:: Task requirements ::
Please reproduce the material verbatim, starting at its first line and ending at the line that contains "svg-text:Pump-Grenze: Pump-Grenze [120, 63, 170, 94]", both ends included. Leave the pictures out of your answer.

:: Records shown ::
+++

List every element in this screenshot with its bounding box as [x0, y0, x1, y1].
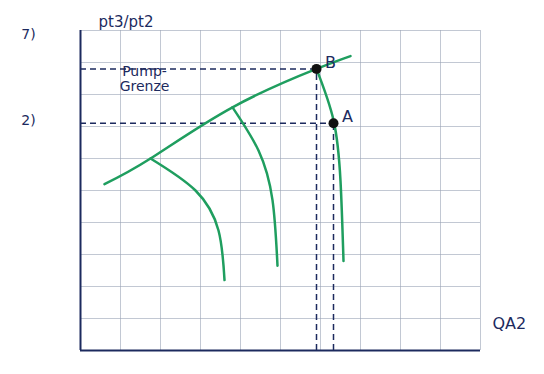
svg-text:pt3/pt2: pt3/pt2 [99, 13, 154, 31]
svg-text:7): 7) [21, 26, 35, 42]
svg-text:2): 2) [21, 112, 35, 128]
svg-text:QA2: QA2 [493, 314, 527, 333]
svg-text:Pump-Grenze: Pump-Grenze [120, 63, 170, 94]
svg-text:B: B [325, 53, 336, 72]
svg-text:A: A [342, 107, 353, 126]
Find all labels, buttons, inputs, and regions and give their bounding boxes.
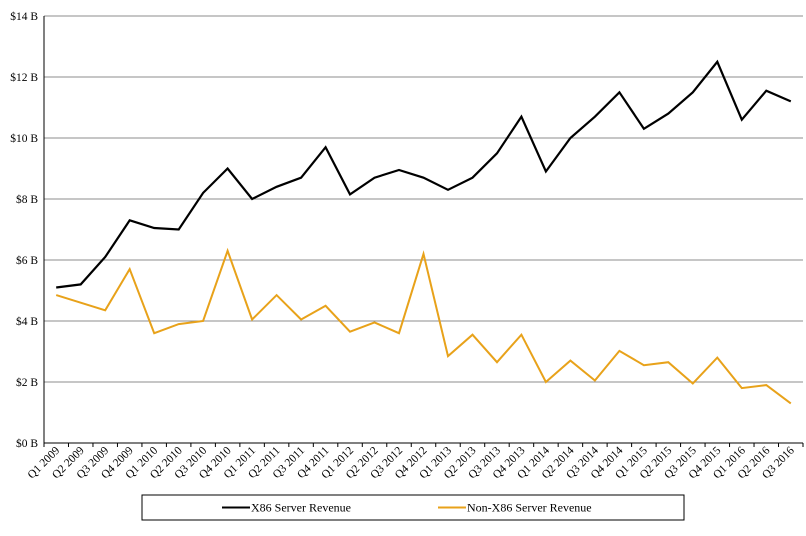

+++

:: Result for this exercise ::
List every element in this screenshot with its bounding box as [x0, y0, x1, y1].
svg-text:pt3/pt2: pt3/pt2 [99, 13, 154, 31]
svg-text:7): 7) [21, 26, 35, 42]
svg-text:2): 2) [21, 112, 35, 128]
svg-text:QA2: QA2 [493, 314, 527, 333]
svg-text:Pump-Grenze: Pump-Grenze [120, 63, 170, 94]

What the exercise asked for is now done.